Search the material for lines containing the word "ylabel", and copy each one.
- - - -
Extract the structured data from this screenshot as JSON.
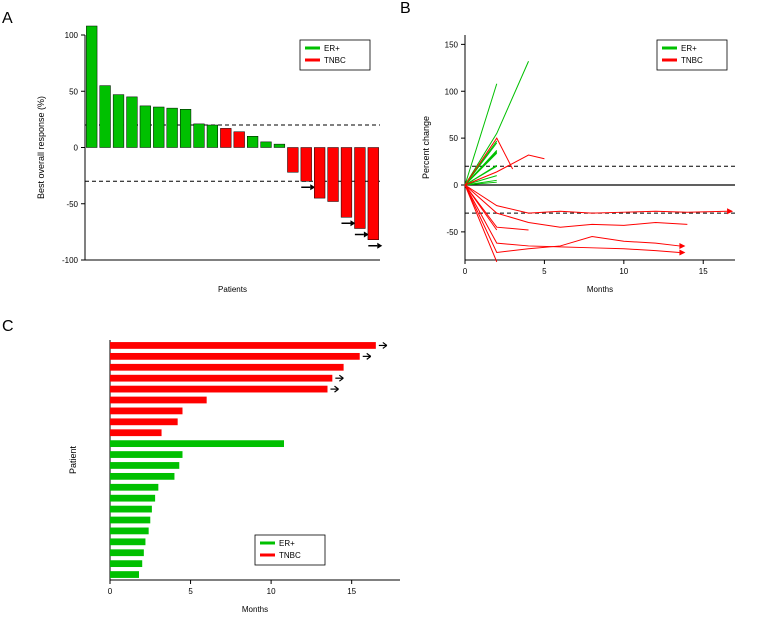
{
  "colors": {
    "er": "#00c000",
    "tnbc": "#ff0000",
    "axis": "#000000",
    "dash": "#000000",
    "bg": "#ffffff",
    "arrow": "#000000"
  },
  "legend": {
    "items": [
      {
        "label": "ER+",
        "color": "#00c000"
      },
      {
        "label": "TNBC",
        "color": "#ff0000"
      }
    ]
  },
  "panelA": {
    "label": "A",
    "xlabel": "Patients",
    "ylabel": "Best overall response (%)",
    "ylim": [
      -100,
      100
    ],
    "yticks": [
      -100,
      -50,
      0,
      50,
      100
    ],
    "ref_lines": [
      20,
      -30
    ],
    "bars": [
      {
        "v": 108,
        "c": "#00c000",
        "arrow": false
      },
      {
        "v": 55,
        "c": "#00c000",
        "arrow": false
      },
      {
        "v": 47,
        "c": "#00c000",
        "arrow": false
      },
      {
        "v": 45,
        "c": "#00c000",
        "arrow": false
      },
      {
        "v": 37,
        "c": "#00c000",
        "arrow": false
      },
      {
        "v": 36,
        "c": "#00c000",
        "arrow": false
      },
      {
        "v": 35,
        "c": "#00c000",
        "arrow": false
      },
      {
        "v": 34,
        "c": "#00c000",
        "arrow": false
      },
      {
        "v": 21,
        "c": "#00c000",
        "arrow": false
      },
      {
        "v": 20,
        "c": "#00c000",
        "arrow": false
      },
      {
        "v": 17,
        "c": "#ff0000",
        "arrow": false
      },
      {
        "v": 14,
        "c": "#ff0000",
        "arrow": false
      },
      {
        "v": 10,
        "c": "#00c000",
        "arrow": false
      },
      {
        "v": 5,
        "c": "#00c000",
        "arrow": false
      },
      {
        "v": 3,
        "c": "#00c000",
        "arrow": false
      },
      {
        "v": -22,
        "c": "#ff0000",
        "arrow": false
      },
      {
        "v": -30,
        "c": "#ff0000",
        "arrow": true
      },
      {
        "v": -45,
        "c": "#ff0000",
        "arrow": false
      },
      {
        "v": -48,
        "c": "#ff0000",
        "arrow": false
      },
      {
        "v": -62,
        "c": "#ff0000",
        "arrow": true
      },
      {
        "v": -72,
        "c": "#ff0000",
        "arrow": true
      },
      {
        "v": -82,
        "c": "#ff0000",
        "arrow": true
      }
    ]
  },
  "panelB": {
    "label": "B",
    "xlabel": "Months",
    "ylabel": "Percent change",
    "xlim": [
      0,
      17
    ],
    "xticks": [
      0,
      5,
      10,
      15
    ],
    "ylim": [
      -80,
      160
    ],
    "yticks": [
      -50,
      0,
      50,
      100,
      150
    ],
    "ref_lines": [
      20,
      -30
    ],
    "lines": [
      {
        "c": "#00c000",
        "pts": [
          [
            0,
            0
          ],
          [
            2,
            108
          ]
        ]
      },
      {
        "c": "#00c000",
        "pts": [
          [
            0,
            0
          ],
          [
            2,
            55
          ],
          [
            4,
            132
          ]
        ]
      },
      {
        "c": "#00c000",
        "pts": [
          [
            0,
            0
          ],
          [
            2,
            47
          ]
        ]
      },
      {
        "c": "#00c000",
        "pts": [
          [
            0,
            0
          ],
          [
            2,
            45
          ]
        ]
      },
      {
        "c": "#00c000",
        "pts": [
          [
            0,
            0
          ],
          [
            2,
            37
          ]
        ]
      },
      {
        "c": "#00c000",
        "pts": [
          [
            0,
            0
          ],
          [
            2,
            36
          ]
        ]
      },
      {
        "c": "#00c000",
        "pts": [
          [
            0,
            0
          ],
          [
            2,
            35
          ]
        ]
      },
      {
        "c": "#00c000",
        "pts": [
          [
            0,
            0
          ],
          [
            2,
            34
          ]
        ]
      },
      {
        "c": "#00c000",
        "pts": [
          [
            0,
            0
          ],
          [
            2,
            21
          ]
        ]
      },
      {
        "c": "#00c000",
        "pts": [
          [
            0,
            0
          ],
          [
            2,
            20
          ]
        ]
      },
      {
        "c": "#00c000",
        "pts": [
          [
            0,
            0
          ],
          [
            2,
            10
          ]
        ]
      },
      {
        "c": "#00c000",
        "pts": [
          [
            0,
            0
          ],
          [
            2,
            5
          ]
        ]
      },
      {
        "c": "#00c000",
        "pts": [
          [
            0,
            0
          ],
          [
            2,
            3
          ]
        ]
      },
      {
        "c": "#ff0000",
        "pts": [
          [
            0,
            0
          ],
          [
            2,
            50
          ],
          [
            3,
            17
          ]
        ]
      },
      {
        "c": "#ff0000",
        "pts": [
          [
            0,
            0
          ],
          [
            2,
            14
          ],
          [
            4,
            32
          ],
          [
            5,
            28
          ]
        ]
      },
      {
        "c": "#ff0000",
        "pts": [
          [
            0,
            0
          ],
          [
            2,
            -22
          ],
          [
            4,
            -30
          ],
          [
            6,
            -28
          ],
          [
            8,
            -30
          ],
          [
            10,
            -29
          ],
          [
            12,
            -28
          ],
          [
            14,
            -29
          ],
          [
            16.5,
            -28
          ]
        ],
        "arrow": true
      },
      {
        "c": "#ff0000",
        "pts": [
          [
            0,
            0
          ],
          [
            2,
            -30
          ],
          [
            4,
            -40
          ],
          [
            6,
            -45
          ],
          [
            8,
            -42
          ],
          [
            10,
            -43
          ],
          [
            12,
            -40
          ],
          [
            14,
            -42
          ]
        ]
      },
      {
        "c": "#ff0000",
        "pts": [
          [
            0,
            0
          ],
          [
            2,
            -45
          ],
          [
            4,
            -48
          ]
        ]
      },
      {
        "c": "#ff0000",
        "pts": [
          [
            0,
            0
          ],
          [
            2,
            -48
          ]
        ]
      },
      {
        "c": "#ff0000",
        "pts": [
          [
            0,
            0
          ],
          [
            2,
            -62
          ],
          [
            4,
            -65
          ],
          [
            6,
            -66
          ],
          [
            8,
            -67
          ],
          [
            10,
            -68
          ],
          [
            12,
            -70
          ],
          [
            13.5,
            -72
          ]
        ],
        "arrow": true
      },
      {
        "c": "#ff0000",
        "pts": [
          [
            0,
            0
          ],
          [
            2,
            -72
          ],
          [
            4,
            -68
          ],
          [
            6,
            -65
          ],
          [
            8,
            -55
          ],
          [
            10,
            -60
          ],
          [
            12,
            -62
          ],
          [
            13.5,
            -65
          ]
        ],
        "arrow": true
      },
      {
        "c": "#ff0000",
        "pts": [
          [
            0,
            0
          ],
          [
            2,
            -82
          ]
        ]
      }
    ]
  },
  "panelC": {
    "label": "C",
    "xlabel": "Months",
    "ylabel": "Patient",
    "xlim": [
      0,
      18
    ],
    "xticks": [
      0,
      5,
      10,
      15
    ],
    "bars": [
      {
        "v": 16.5,
        "c": "#ff0000",
        "arrow": true
      },
      {
        "v": 15.5,
        "c": "#ff0000",
        "arrow": true
      },
      {
        "v": 14.5,
        "c": "#ff0000",
        "arrow": false
      },
      {
        "v": 13.8,
        "c": "#ff0000",
        "arrow": true
      },
      {
        "v": 13.5,
        "c": "#ff0000",
        "arrow": true
      },
      {
        "v": 6.0,
        "c": "#ff0000",
        "arrow": false
      },
      {
        "v": 4.5,
        "c": "#ff0000",
        "arrow": false
      },
      {
        "v": 4.2,
        "c": "#ff0000",
        "arrow": false
      },
      {
        "v": 3.2,
        "c": "#ff0000",
        "arrow": false
      },
      {
        "v": 10.8,
        "c": "#00c000",
        "arrow": false
      },
      {
        "v": 4.5,
        "c": "#00c000",
        "arrow": false
      },
      {
        "v": 4.3,
        "c": "#00c000",
        "arrow": false
      },
      {
        "v": 4.0,
        "c": "#00c000",
        "arrow": false
      },
      {
        "v": 3.0,
        "c": "#00c000",
        "arrow": false
      },
      {
        "v": 2.8,
        "c": "#00c000",
        "arrow": false
      },
      {
        "v": 2.6,
        "c": "#00c000",
        "arrow": false
      },
      {
        "v": 2.5,
        "c": "#00c000",
        "arrow": false
      },
      {
        "v": 2.4,
        "c": "#00c000",
        "arrow": false
      },
      {
        "v": 2.2,
        "c": "#00c000",
        "arrow": false
      },
      {
        "v": 2.1,
        "c": "#00c000",
        "arrow": false
      },
      {
        "v": 2.0,
        "c": "#00c000",
        "arrow": false
      },
      {
        "v": 1.8,
        "c": "#00c000",
        "arrow": false
      }
    ]
  }
}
- - - -
Exercise result -
    "ylabel": "Best overall response (%)",
    "ylabel": "Percent change",
    "ylabel": "Patient",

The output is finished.